**EXERCISE**
Find every line of the listing below where "xlabel" appears, and copy it.

**DATA PROVIDED**
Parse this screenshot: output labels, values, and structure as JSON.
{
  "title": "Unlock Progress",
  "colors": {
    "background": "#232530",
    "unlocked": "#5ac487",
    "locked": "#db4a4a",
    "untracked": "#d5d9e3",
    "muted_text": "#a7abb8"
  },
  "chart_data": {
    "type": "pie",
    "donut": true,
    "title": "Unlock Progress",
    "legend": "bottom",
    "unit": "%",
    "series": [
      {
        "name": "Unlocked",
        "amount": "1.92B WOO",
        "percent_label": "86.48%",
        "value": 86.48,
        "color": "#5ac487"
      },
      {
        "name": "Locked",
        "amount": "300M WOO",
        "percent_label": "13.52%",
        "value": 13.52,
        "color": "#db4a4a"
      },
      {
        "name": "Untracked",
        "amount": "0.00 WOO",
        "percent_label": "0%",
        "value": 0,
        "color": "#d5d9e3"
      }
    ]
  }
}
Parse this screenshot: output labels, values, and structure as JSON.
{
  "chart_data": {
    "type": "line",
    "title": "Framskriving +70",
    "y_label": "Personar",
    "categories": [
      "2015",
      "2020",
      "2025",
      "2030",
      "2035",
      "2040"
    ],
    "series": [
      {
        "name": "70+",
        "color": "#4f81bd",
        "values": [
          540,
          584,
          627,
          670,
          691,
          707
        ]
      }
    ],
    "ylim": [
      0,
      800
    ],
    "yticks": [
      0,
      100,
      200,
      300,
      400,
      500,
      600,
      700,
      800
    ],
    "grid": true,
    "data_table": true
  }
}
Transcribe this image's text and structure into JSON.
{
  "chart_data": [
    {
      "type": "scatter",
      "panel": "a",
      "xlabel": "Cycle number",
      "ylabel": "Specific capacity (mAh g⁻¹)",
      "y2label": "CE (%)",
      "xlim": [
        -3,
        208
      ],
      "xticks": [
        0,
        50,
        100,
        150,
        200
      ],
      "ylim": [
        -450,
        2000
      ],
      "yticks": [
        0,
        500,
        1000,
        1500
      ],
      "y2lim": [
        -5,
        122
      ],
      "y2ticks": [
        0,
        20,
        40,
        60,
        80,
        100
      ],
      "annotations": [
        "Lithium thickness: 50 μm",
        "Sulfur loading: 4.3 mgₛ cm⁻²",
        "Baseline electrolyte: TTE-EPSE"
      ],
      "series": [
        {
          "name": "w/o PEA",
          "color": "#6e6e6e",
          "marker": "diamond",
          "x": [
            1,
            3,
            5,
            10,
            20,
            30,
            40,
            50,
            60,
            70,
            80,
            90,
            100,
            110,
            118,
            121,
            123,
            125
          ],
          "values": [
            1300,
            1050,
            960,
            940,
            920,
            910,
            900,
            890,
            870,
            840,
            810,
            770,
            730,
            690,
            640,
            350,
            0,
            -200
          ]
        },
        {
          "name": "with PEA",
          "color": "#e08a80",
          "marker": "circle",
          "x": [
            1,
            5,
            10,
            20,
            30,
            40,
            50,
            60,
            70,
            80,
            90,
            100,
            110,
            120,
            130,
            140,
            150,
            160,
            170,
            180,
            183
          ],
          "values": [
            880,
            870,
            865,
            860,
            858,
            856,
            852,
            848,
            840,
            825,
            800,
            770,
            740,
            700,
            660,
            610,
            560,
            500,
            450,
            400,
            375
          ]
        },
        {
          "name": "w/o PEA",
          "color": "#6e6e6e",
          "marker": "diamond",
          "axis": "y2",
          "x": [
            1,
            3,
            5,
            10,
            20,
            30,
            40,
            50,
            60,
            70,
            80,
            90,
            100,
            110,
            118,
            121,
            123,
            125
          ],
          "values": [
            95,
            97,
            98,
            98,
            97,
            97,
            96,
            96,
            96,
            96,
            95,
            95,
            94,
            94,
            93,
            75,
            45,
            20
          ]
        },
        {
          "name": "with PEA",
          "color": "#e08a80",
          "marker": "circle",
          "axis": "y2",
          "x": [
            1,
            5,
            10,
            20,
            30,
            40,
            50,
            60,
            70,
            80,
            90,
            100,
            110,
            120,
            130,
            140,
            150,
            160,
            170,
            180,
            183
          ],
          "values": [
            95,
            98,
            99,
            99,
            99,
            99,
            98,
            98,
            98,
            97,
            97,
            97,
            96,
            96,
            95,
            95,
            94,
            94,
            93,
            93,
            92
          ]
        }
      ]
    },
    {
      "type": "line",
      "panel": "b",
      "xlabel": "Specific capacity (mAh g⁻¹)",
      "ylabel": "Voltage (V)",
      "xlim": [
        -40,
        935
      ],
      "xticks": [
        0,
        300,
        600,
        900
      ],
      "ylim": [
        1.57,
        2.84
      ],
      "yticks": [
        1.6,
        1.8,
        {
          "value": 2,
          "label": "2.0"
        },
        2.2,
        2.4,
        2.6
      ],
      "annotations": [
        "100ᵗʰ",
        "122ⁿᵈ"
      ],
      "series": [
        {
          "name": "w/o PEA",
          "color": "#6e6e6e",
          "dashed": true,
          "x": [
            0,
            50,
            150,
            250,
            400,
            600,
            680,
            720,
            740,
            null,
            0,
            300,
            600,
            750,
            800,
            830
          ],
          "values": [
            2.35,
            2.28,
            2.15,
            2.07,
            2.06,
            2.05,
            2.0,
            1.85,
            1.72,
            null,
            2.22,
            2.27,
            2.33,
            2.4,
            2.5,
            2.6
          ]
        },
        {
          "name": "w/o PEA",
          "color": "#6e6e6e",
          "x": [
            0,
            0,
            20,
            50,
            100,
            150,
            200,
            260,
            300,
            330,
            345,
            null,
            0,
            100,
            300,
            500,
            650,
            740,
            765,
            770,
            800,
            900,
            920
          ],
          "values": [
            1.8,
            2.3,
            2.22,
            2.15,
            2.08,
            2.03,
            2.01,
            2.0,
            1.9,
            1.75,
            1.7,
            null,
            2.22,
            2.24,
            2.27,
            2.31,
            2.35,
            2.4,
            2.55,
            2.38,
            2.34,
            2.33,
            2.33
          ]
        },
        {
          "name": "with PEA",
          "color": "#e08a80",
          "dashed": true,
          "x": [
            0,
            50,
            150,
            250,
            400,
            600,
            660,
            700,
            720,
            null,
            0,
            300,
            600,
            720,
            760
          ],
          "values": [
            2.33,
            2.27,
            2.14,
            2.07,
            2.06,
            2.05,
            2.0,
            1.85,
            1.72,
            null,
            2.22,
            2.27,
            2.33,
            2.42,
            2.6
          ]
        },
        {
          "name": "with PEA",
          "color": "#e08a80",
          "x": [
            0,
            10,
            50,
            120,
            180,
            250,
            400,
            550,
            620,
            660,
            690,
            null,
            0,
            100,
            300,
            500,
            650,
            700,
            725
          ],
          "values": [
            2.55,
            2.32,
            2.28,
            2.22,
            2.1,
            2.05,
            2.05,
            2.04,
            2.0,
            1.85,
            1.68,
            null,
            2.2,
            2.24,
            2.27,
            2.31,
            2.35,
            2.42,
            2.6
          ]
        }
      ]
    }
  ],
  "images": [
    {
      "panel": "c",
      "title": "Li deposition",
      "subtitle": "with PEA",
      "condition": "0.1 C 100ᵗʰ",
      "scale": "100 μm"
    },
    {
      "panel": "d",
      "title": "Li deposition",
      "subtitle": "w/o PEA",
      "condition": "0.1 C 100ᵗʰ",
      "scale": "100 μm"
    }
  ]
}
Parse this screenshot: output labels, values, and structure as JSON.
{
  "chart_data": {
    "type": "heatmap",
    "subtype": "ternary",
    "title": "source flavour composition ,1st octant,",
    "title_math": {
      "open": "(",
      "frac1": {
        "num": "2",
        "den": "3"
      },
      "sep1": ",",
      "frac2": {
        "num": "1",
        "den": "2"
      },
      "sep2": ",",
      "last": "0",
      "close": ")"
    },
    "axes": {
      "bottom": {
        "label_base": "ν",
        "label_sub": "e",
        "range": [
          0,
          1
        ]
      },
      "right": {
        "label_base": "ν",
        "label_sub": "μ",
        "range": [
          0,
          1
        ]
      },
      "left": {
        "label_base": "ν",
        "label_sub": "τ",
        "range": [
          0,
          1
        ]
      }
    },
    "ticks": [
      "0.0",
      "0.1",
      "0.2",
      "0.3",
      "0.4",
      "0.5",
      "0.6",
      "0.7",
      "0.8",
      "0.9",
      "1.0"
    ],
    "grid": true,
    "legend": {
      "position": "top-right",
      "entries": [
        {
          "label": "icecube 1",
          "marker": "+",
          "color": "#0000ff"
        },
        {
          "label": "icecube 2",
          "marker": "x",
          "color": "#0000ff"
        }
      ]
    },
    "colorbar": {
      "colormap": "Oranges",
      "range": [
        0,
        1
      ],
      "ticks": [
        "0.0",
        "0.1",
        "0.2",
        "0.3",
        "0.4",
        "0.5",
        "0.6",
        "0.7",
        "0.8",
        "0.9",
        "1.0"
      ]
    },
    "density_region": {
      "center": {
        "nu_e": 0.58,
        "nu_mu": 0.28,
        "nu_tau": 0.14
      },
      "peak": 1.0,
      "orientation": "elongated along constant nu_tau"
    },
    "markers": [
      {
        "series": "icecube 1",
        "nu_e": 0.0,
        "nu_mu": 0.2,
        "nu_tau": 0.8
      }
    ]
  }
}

**RESULT**
      "xlabel": "Cycle number",
      "xlabel": "Specific capacity (mAh g⁻¹)",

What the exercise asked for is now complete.